Find all lines in the records that include the word "plain", and copy them out.

[Extracted data entries]
────

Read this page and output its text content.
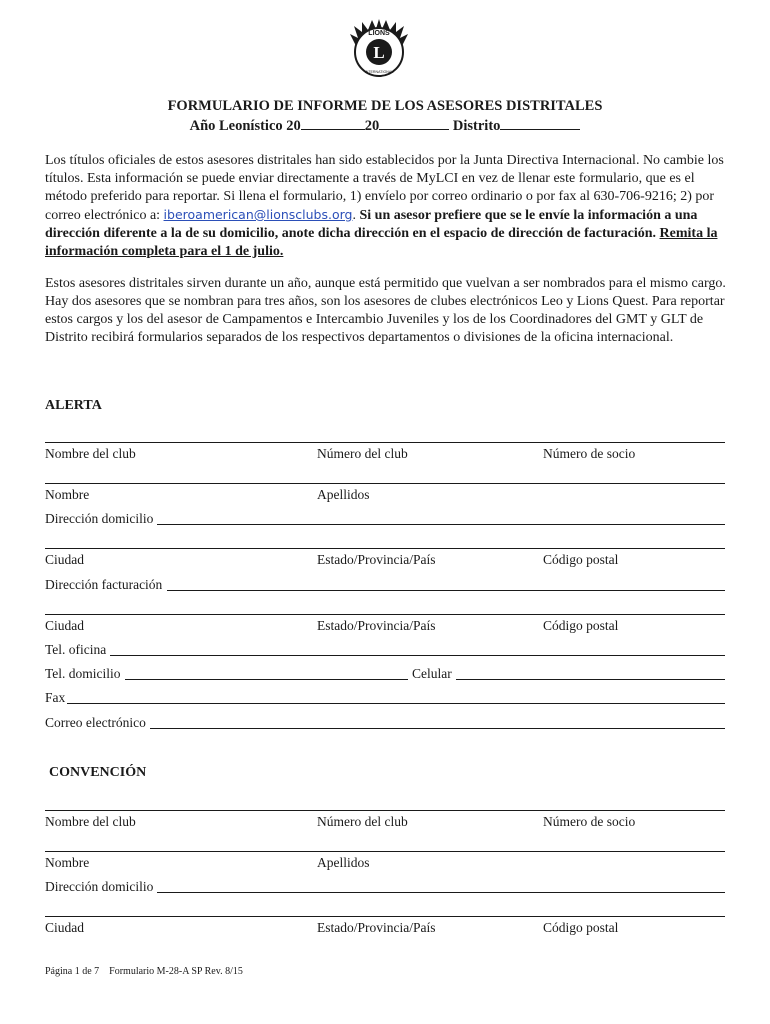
L
LIONS
INTERNATIONAL
FORMULARIO DE INFORME DE LOS ASESORES DISTRITALES
Año Leonístico 20	20	Distrito
Los títulos oficiales de estos asesores distritales han sido establecidos por la Junta Directiva Internacional. No cambie los títulos. Esta información se puede enviar directamente a través de MyLCI en vez de llenar este formulario, que es el método preferido para reportar. Si llena el formulario, 1) envíelo por correo ordinario o por fax al 630-706-9216; 2) por correo electrónico a: iberoamerican@lionsclubs.org. Si un asesor prefiere que se le envíe la información a una dirección diferente a la de su domicilio, anote dicha dirección en el espacio de dirección de facturación. Remita la información completa para el 1 de julio.
Estos asesores distritales sirven durante un año, aunque está permitido que vuelvan a ser nombrados para el mismo cargo. Hay dos asesores que se nombran para tres años, son los asesores de clubes electrónicos Leo y Lions Quest. Para reportar estos cargos y los del asesor de Campamentos e Intercambio Juveniles y los de los Coordinadores del GMT y GLT de Distrito recibirá formularios separados de los respectivos departamentos o divisiones de la oficina internacional.
ALERTA
Nombre del club	Número del club	Número de socio
Nombre	Apellidos
Dirección domicilio
Ciudad	Estado/Provincia/País	Código postal
Dirección facturación
Ciudad	Estado/Provincia/País	Código postal
Tel. oficina
Tel. domicilio	Celular
Fax
Correo electrónico
CONVENCIÓN
Nombre del club	Número del club	Número de socio
Nombre	Apellidos
Dirección domicilio
Ciudad	Estado/Provincia/País	Código postal
Página 1 de 7 Formulario M-28-A SP Rev. 8/15
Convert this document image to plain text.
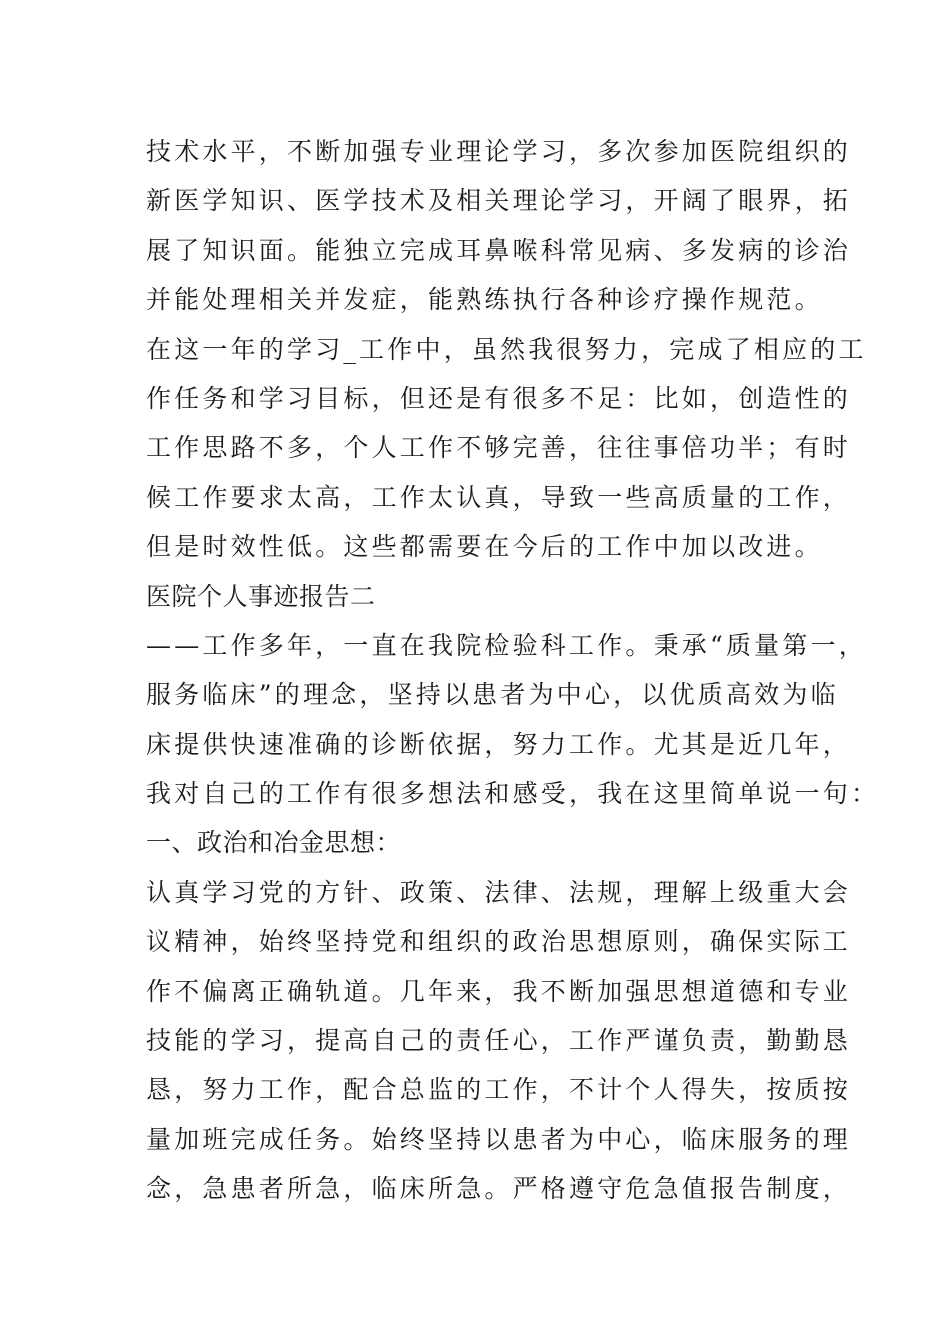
技术水平，不断加强专业理论学习，多次参加医院组织的
新医学知识、医学技术及相关理论学习，开阔了眼界，拓
展了知识面。能独立完成耳鼻喉科常见病、多发病的诊治
并能处理相关并发症，能熟练执行各种诊疗操作规范。
在这一年的学习_工作中，虽然我很努力，完成了相应的工
作任务和学习目标，但还是有很多不足：比如，创造性的
工作思路不多，个人工作不够完善，往往事倍功半；有时
候工作要求太高，工作太认真，导致一些高质量的工作，
但是时效性低。这些都需要在今后的工作中加以改进。
医院个人事迹报告二
——工作多年，一直在我院检验科工作。秉承“质量第一，
服务临床”的理念，坚持以患者为中心，以优质高效为临
床提供快速准确的诊断依据，努力工作。尤其是近几年，
我对自己的工作有很多想法和感受，我在这里简单说一句：
一、政治和冶金思想：
认真学习党的方针、政策、法律、法规，理解上级重大会
议精神，始终坚持党和组织的政治思想原则，确保实际工
作不偏离正确轨道。几年来，我不断加强思想道德和专业
技能的学习，提高自己的责任心，工作严谨负责，勤勤恳
恳，努力工作，配合总监的工作，不计个人得失，按质按
量加班完成任务。始终坚持以患者为中心，临床服务的理
念，急患者所急，临床所急。严格遵守危急值报告制度，
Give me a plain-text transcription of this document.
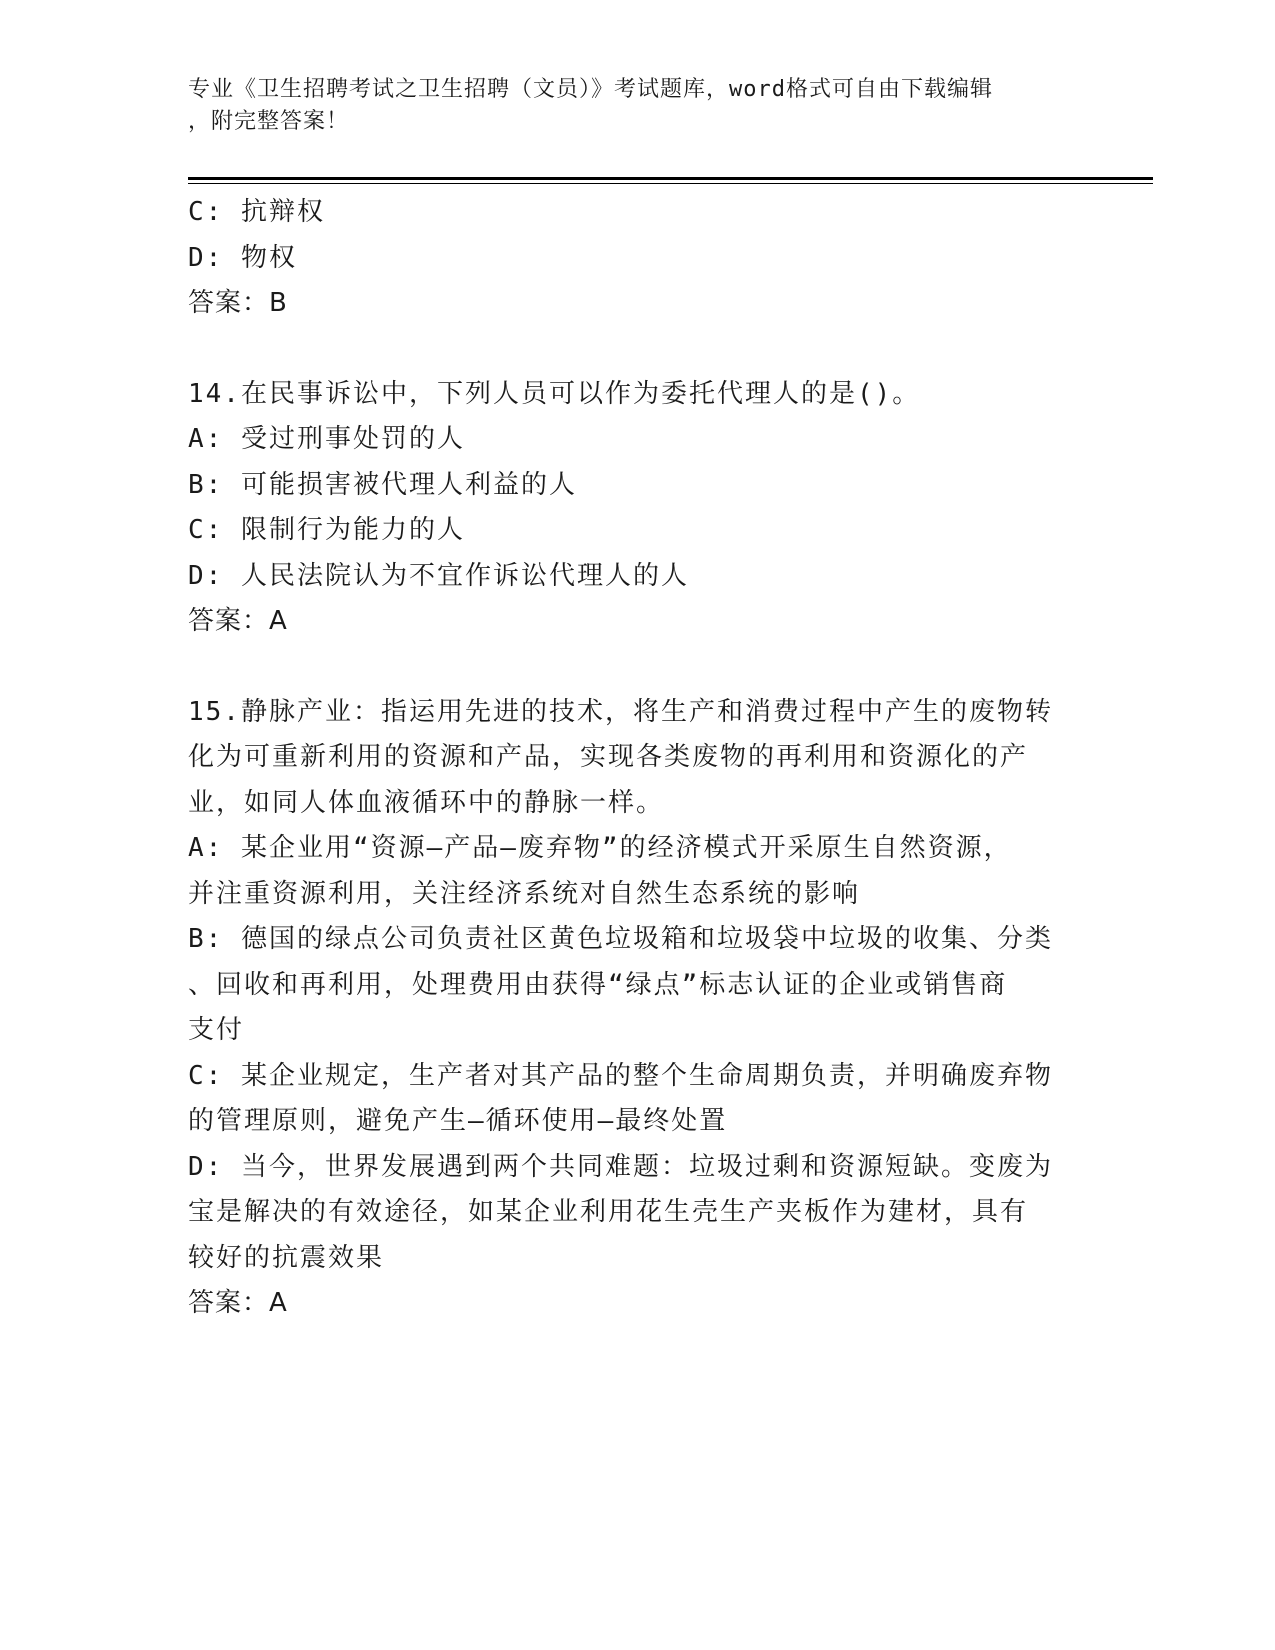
专业《卫生招聘考试之卫生招聘（文员）》考试题库，word格式可自由下载编辑
，附完整答案！

C: 抗辩权

D: 物权

答案：B

14.在民事诉讼中，下列人员可以作为委托代理人的是()。

A: 受过刑事处罚的人

B: 可能损害被代理人利益的人

C: 限制行为能力的人

D: 人民法院认为不宜作诉讼代理人的人

答案：A

15.静脉产业：指运用先进的技术，将生产和消费过程中产生的废物转

化为可重新利用的资源和产品，实现各类废物的再利用和资源化的产

业，如同人体血液循环中的静脉一样。

A: 某企业用“资源—产品—废弃物”的经济模式开采原生自然资源，

并注重资源利用，关注经济系统对自然生态系统的影响

B: 德国的绿点公司负责社区黄色垃圾箱和垃圾袋中垃圾的收集、分类

、回收和再利用，处理费用由获得“绿点”标志认证的企业或销售商

支付

C: 某企业规定，生产者对其产品的整个生命周期负责，并明确废弃物

的管理原则，避免产生—循环使用—最终处置

D: 当今，世界发展遇到两个共同难题：垃圾过剩和资源短缺。变废为

宝是解决的有效途径，如某企业利用花生壳生产夹板作为建材，具有

较好的抗震效果

答案：A
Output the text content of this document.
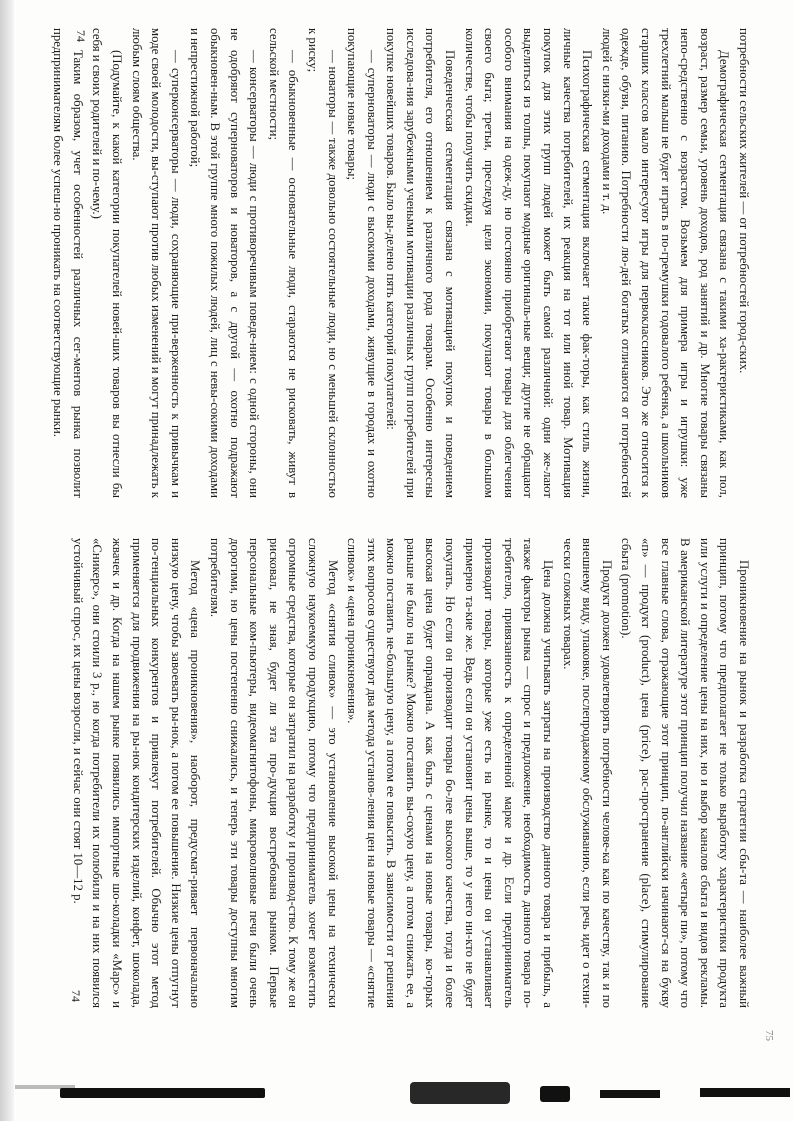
потребности сельских жителей — от потребностей город-ских.

Демографическая сегментация связана с такими ха-рактеристиками, как пол, возраст, размер семьи, уровень доходов, род занятий и др. Многие товары связаны непо-средственно с возрастом. Возьмем для примера игры и игрушки: уже трехлетний малыш не будет играть в по-гремушки годовалого ребенка, а школьников старших классов мало интересуют игры для первоклассников. Это же относится к одежде, обуви, питанию. Потребности лю-дей богатых отличаются от потребностей людей с низки-ми доходами и т. д.

Психографическая сегментация включает такие фак-торы, как стиль жизни, личные качества потребителей, их реакция на тот или иной товар. Мотивация покупок для этих групп людей может быть самой различной: одни же-лают выделиться из толпы, покупают модные оригиналь-ные вещи; другие не обращают особого внимания на одеж-ду, но постоянно приобретают товары для облегчения своего быта; третьи, преследуя цели экономии, покупают товары в большом количестве, чтобы получить скидки.

Поведенческая сегментация связана с мотивацией покупок и поведением потребителя, его отношением к различного рода товарам. Особенно интересны исследова-ния зарубежными учеными мотивации различных групп потребителей при покупке новейших товаров. Было вы-делено пять категорий покупателей:

— суперноваторы — люди с высокими доходами, живущие в городах и охотно покупающие новые товары;

— новаторы — также довольно состоятельные люди, но с меньшей склонностью к риску;

— обыкновенные — основательные люди, стараются не рисковать, живут в сельской местности;

— консерваторы — люди с противоречивым поведе-нием: с одной стороны, они не одобряют суперноваторов и новаторов, а с другой — охотно подражают обыкновен-ным. В этой группе много пожилых людей, лиц с невы-сокими доходами и непрестижной работой;

— суперконсерваторы — люди, сохраняющие при-верженность к привычкам и моде своей молодости, вы-ступают против любых изменений и могут принадлежать к любым слоям общества.

(Подумайте, к какой категории покупателей новей-ших товаров вы отнесли бы себя и своих родителей и по-чему.)

Таким образом, учет особенностей различных сег-ментов рынка позволит предпринимателям более успеш-но проникать на соответствующие рынки. 74

Проникновение на рынок и разработка стратегии сбы-та — наиболее важный принцип, потому что предполагает не только выработку характеристики продукта или услуги и определение цены на них, но и выбор каналов сбыта и видов рекламы. В американской литературе этот принцип получил название «четыре пи», потому что все главные слова, отражающие этот принцип, по-английски начинают-ся на букву «п» — продукт (product), цена (price), рас-пространение (place), стимулирование сбыта (promotion).

Продукт должен удовлетворять потребности челове-ка как по качеству, так и по внешнему виду, упаковке, послепродажному обслуживанию, если речь идет о техни-чески сложных товарах.

Цена должна учитывать затраты на производство данного товара и прибыль, а также факторы рынка — спрос и предложение, необходимость данного товара по-требителю, привязанность к определенной марке и др. Если предприниматель производит товары, которые уже есть на рынке, то и цены он устанавливает примерно та-кие же. Ведь если он установит цены выше, то у него ни-кто не будет покупать. Но если он производит товары бо-лее высокого качества, тогда и более высокая цена будет оправдана. А как быть с ценами на новые товары, ко-торых раньше не было на рынке? Можно поставить вы-сокую цену, а потом снижать ее, а можно поставить не-большую цену, а потом ее повысить. В зависимости от решения этих вопросов существуют два метода установ-ления цен на новые товары — «снятие сливок» и «цена проникновения».

Метод «снятия сливок» — это установление высокой цены на технически сложную наукоемкую продукцию, потому что предприниматель хочет возместить огромные средства, которые он затратил на разработку и производ-ство. К тому же он рисковал, не зная, будет ли эта про-дукция востребована рынком. Первые персональные ком-пьютеры, видеомагнитофоны, микроволновые печи были очень дорогими, но цены постепенно снижались, и теперь эти товары доступны многим потребителям.

Метод «цена проникновения», наоборот, предусмат-ривает первоначально низкую цену, чтобы завоевать ры-нок, а потом ее повышение. Низкие цены отпугнут по-тенциальных конкурентов и привлекут потребителей. Обычно этот метод применяется для продвижения на ры-нок кондитерских изделий, конфет, шоколада, жвачек и др. Когда на нашем рынке появились импортные шо-коладки «Марс» и «Сникерс», они стоили 3 р., но когда потребители их полюбили и на них появился устойчивый спрос, их цены возросли, и сейчас они стоят 10—12 р.

74
75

────

## OUTPUT FOR THIS EXERCISE
Convert this document image to plain text.
Give me a plain-text transcription of this document.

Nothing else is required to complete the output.